EXERCISE INSTRUCTIONS:
Find each line holding "GMFI" and copy it out.

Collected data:
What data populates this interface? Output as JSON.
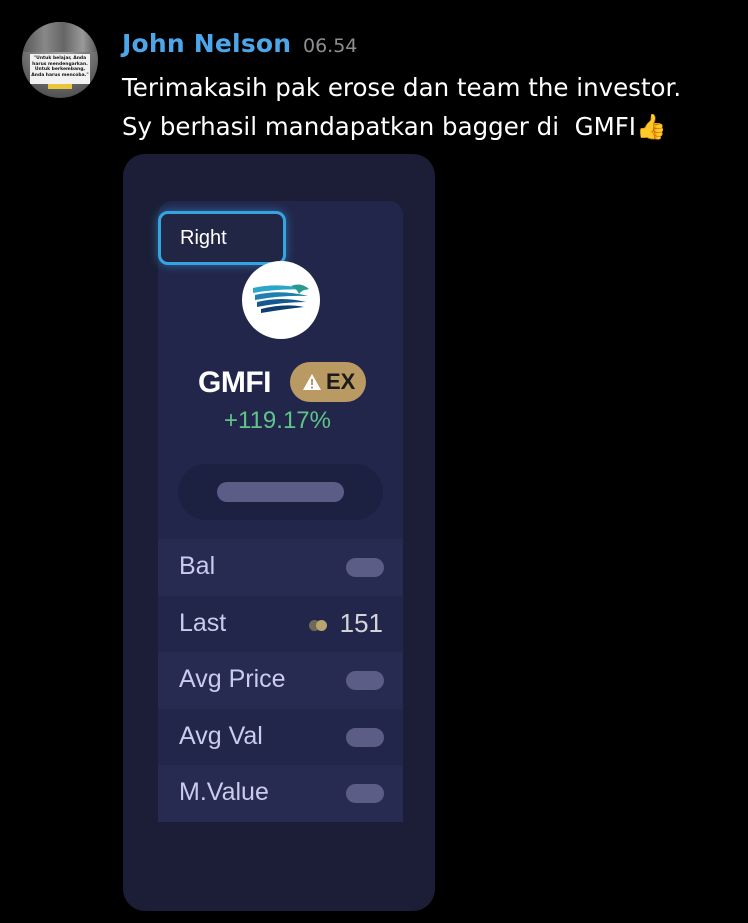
{
  "message": {
    "sender": "John Nelson",
    "time": "06.54",
    "line1": "Terimakasih pak erose dan team the investor.",
    "line2": "Sy berhasil mandapatkan bagger di  GMFI👍",
    "avatar_quote": "\"Untuk belajar, Anda harus mendengarkan. Untuk berkembang, Anda harus mencoba.\""
  },
  "attachment": {
    "right_label": "Right",
    "ticker": "GMFI",
    "badge_label": "EX",
    "change": "+119.17%",
    "rows": [
      {
        "label": "Bal",
        "value": null
      },
      {
        "label": "Last",
        "value": "151"
      },
      {
        "label": "Avg Price",
        "value": null
      },
      {
        "label": "Avg Val",
        "value": null
      },
      {
        "label": "M.Value",
        "value": null
      }
    ]
  },
  "colors": {
    "username": "#4ea6ea",
    "positive": "#5ec489",
    "badge": "#b99a63",
    "highlight_border": "#37a4e2"
  }
}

ANSWER:
    "line2": "Sy berhasil mandapatkan bagger di  GMFI👍",
    "ticker": "GMFI",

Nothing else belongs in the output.